What is needed -> Every line below that contains "screenshot" is to be copied.

Records provided ->
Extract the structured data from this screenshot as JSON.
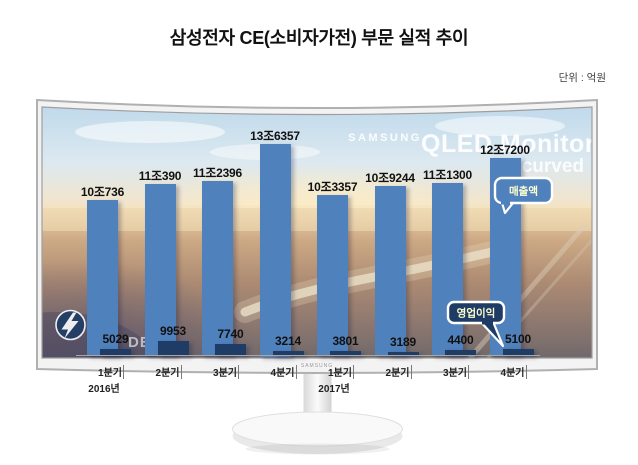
{
  "page": {
    "title": "삼성전자 CE(소비자가전) 부문 실적 추이",
    "unit_label": "단위 : 억원"
  },
  "watermarks": {
    "brand": "SAMSUNG",
    "model": "QLED Monitor",
    "variant": "curved",
    "partial": "DER",
    "bezel_brand": "SAMSUNG"
  },
  "callouts": {
    "revenue": "매출액",
    "profit": "영업이익"
  },
  "colors": {
    "revenue_bar": "#4F81BD",
    "profit_bar": "#1F3C66",
    "callout_text": "#FFFFCC"
  },
  "chart_data": {
    "type": "bar",
    "title": "삼성전자 CE(소비자가전) 부문 실적 추이",
    "unit": "억원",
    "categories": [
      "1분기",
      "2분기",
      "3분기",
      "4분기",
      "1분기",
      "2분기",
      "3분기",
      "4분기"
    ],
    "year_groups": [
      {
        "label": "2016년",
        "span": [
          0,
          3
        ]
      },
      {
        "label": "2017년",
        "span": [
          4,
          7
        ]
      }
    ],
    "series": [
      {
        "name": "매출액",
        "values": [
          100736,
          110390,
          112396,
          136357,
          103357,
          109244,
          111300,
          127200
        ],
        "labels": [
          "10조736",
          "11조390",
          "11조2396",
          "13조6357",
          "10조3357",
          "10조9244",
          "11조1300",
          "12조7200"
        ]
      },
      {
        "name": "영업이익",
        "values": [
          5029,
          9953,
          7740,
          3214,
          3801,
          3189,
          4400,
          5100
        ],
        "labels": [
          "5029",
          "9953",
          "7740",
          "3214",
          "3801",
          "3189",
          "4400",
          "5100"
        ]
      }
    ],
    "ylim": [
      0,
      140000
    ],
    "grid": false,
    "legend_position": "callouts-on-chart"
  }
}
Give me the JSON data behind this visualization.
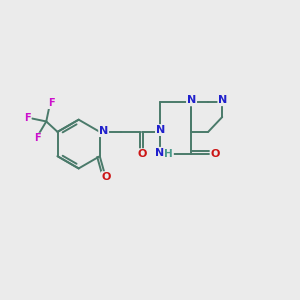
{
  "bg_color": "#ebebeb",
  "bond_color": "#4a7a6a",
  "n_color": "#2020cc",
  "o_color": "#cc1515",
  "f_color": "#cc10cc",
  "h_color": "#4a9a8a",
  "lw": 1.4,
  "fs": 8.0,
  "fs_small": 7.0,
  "xlim": [
    0,
    10
  ],
  "ylim": [
    0,
    10
  ],
  "figsize": [
    3.0,
    3.0
  ],
  "dpi": 100
}
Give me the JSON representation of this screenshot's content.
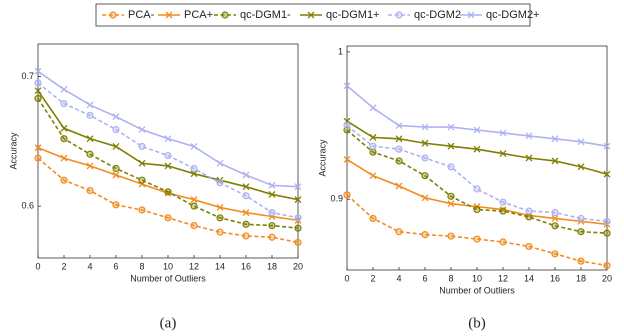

Reply ->
Extract the structured data from this screenshot as JSON.
Give me the JSON representation of this screenshot's content.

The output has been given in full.